* THE EXERCISE *
Reproduce all of the records exactly.

* INPUT FOR THIS TASK *
◇ ◇ ◇ ◇ ◇

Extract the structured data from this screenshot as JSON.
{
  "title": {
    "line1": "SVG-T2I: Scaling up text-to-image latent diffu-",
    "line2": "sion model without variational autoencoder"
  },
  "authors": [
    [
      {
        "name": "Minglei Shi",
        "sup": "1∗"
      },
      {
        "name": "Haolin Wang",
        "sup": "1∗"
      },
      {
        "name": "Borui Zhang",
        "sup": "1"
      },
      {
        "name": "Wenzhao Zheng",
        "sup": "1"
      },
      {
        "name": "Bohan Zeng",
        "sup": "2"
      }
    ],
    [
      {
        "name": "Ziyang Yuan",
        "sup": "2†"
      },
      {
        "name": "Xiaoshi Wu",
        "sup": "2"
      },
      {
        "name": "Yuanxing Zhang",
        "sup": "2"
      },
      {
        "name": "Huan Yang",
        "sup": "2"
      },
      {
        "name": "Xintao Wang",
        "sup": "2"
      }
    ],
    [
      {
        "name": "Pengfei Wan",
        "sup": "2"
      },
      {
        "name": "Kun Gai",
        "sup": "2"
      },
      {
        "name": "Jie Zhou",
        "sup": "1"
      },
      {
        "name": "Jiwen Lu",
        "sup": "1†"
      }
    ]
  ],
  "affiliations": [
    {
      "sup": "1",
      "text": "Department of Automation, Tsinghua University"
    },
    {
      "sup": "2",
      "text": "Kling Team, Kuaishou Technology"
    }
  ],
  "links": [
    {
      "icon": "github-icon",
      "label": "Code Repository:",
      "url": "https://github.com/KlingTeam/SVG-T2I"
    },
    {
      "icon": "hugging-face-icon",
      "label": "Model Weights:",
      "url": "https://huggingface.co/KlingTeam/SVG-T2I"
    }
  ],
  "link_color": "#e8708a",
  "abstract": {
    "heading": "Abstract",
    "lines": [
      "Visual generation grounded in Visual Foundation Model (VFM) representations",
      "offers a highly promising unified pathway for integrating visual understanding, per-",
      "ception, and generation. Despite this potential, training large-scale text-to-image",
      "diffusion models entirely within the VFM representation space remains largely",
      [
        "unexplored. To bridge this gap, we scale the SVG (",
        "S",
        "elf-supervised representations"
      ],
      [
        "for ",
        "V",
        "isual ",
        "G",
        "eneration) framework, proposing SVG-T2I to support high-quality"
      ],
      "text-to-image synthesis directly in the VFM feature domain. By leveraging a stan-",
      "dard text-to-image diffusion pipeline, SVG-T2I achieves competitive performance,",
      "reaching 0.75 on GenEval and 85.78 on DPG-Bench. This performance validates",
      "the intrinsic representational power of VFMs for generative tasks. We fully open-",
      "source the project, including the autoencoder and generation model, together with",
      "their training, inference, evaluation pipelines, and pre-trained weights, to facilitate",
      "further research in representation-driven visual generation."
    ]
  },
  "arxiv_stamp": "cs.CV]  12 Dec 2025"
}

◇ ◇ ◇ ◇ ◇

* FULL OUTPUT *
Extract the structured data from this screenshot as JSON.
{
  "title": {
    "line1": "SVG-T2I: Scaling up text-to-image latent diffu-",
    "line2": "sion model without variational autoencoder"
  },
  "authors": [
    [
      {
        "name": "Minglei Shi",
        "sup": "1∗"
      },
      {
        "name": "Haolin Wang",
        "sup": "1∗"
      },
      {
        "name": "Borui Zhang",
        "sup": "1"
      },
      {
        "name": "Wenzhao Zheng",
        "sup": "1"
      },
      {
        "name": "Bohan Zeng",
        "sup": "2"
      }
    ],
    [
      {
        "name": "Ziyang Yuan",
        "sup": "2†"
      },
      {
        "name": "Xiaoshi Wu",
        "sup": "2"
      },
      {
        "name": "Yuanxing Zhang",
        "sup": "2"
      },
      {
        "name": "Huan Yang",
        "sup": "2"
      },
      {
        "name": "Xintao Wang",
        "sup": "2"
      }
    ],
    [
      {
        "name": "Pengfei Wan",
        "sup": "2"
      },
      {
        "name": "Kun Gai",
        "sup": "2"
      },
      {
        "name": "Jie Zhou",
        "sup": "1"
      },
      {
        "name": "Jiwen Lu",
        "sup": "1†"
      }
    ]
  ],
  "affiliations": [
    {
      "sup": "1",
      "text": "Department of Automation, Tsinghua University"
    },
    {
      "sup": "2",
      "text": "Kling Team, Kuaishou Technology"
    }
  ],
  "links": [
    {
      "icon": "github-icon",
      "label": "Code Repository:",
      "url": "https://github.com/KlingTeam/SVG-T2I"
    },
    {
      "icon": "hugging-face-icon",
      "label": "Model Weights:",
      "url": "https://huggingface.co/KlingTeam/SVG-T2I"
    }
  ],
  "link_color": "#e8708a",
  "abstract": {
    "heading": "Abstract",
    "lines": [
      "Visual generation grounded in Visual Foundation Model (VFM) representations",
      "offers a highly promising unified pathway for integrating visual understanding, per-",
      "ception, and generation. Despite this potential, training large-scale text-to-image",
      "diffusion models entirely within the VFM representation space remains largely",
      [
        "unexplored. To bridge this gap, we scale the SVG (",
        "S",
        "elf-supervised representations"
      ],
      [
        "for ",
        "V",
        "isual ",
        "G",
        "eneration) framework, proposing SVG-T2I to support high-quality"
      ],
      "text-to-image synthesis directly in the VFM feature domain. By leveraging a stan-",
      "dard text-to-image diffusion pipeline, SVG-T2I achieves competitive performance,",
      "reaching 0.75 on GenEval and 85.78 on DPG-Bench. This performance validates",
      "the intrinsic representational power of VFMs for generative tasks. We fully open-",
      "source the project, including the autoencoder and generation model, together with",
      "their training, inference, evaluation pipelines, and pre-trained weights, to facilitate",
      "further research in representation-driven visual generation."
    ]
  },
  "arxiv_stamp": "cs.CV]  12 Dec 2025"
}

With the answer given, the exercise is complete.